■ Material supplied:
## START
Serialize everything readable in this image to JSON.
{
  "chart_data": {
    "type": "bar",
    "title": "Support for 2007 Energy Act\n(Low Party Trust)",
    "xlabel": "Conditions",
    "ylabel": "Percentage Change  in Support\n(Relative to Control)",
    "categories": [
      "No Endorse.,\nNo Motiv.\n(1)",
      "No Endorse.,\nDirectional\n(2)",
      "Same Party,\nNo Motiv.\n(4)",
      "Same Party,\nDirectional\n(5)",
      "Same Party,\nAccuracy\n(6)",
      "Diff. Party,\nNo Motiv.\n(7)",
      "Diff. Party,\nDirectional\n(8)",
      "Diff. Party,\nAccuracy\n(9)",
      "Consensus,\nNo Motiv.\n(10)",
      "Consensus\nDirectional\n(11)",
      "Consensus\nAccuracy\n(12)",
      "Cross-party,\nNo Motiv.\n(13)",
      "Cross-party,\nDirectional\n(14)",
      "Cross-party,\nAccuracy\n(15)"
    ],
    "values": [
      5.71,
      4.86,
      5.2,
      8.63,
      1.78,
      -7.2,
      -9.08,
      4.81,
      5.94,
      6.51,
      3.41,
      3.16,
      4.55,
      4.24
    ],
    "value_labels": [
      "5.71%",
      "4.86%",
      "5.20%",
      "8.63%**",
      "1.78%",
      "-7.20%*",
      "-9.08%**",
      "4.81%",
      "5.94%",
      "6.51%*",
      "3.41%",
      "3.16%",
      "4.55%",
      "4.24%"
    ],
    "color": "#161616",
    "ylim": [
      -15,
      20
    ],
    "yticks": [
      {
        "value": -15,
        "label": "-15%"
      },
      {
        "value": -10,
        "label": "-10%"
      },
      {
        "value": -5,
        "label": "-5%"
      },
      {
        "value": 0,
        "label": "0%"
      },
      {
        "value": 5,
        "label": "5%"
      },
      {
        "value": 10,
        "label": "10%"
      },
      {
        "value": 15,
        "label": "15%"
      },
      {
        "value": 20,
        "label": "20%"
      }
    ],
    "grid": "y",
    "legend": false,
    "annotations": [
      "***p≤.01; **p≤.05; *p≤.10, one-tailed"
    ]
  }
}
## END
■ Required work:
State the number of lines in the records that include "Consensus", and write nothing else.

■ Correct response:
3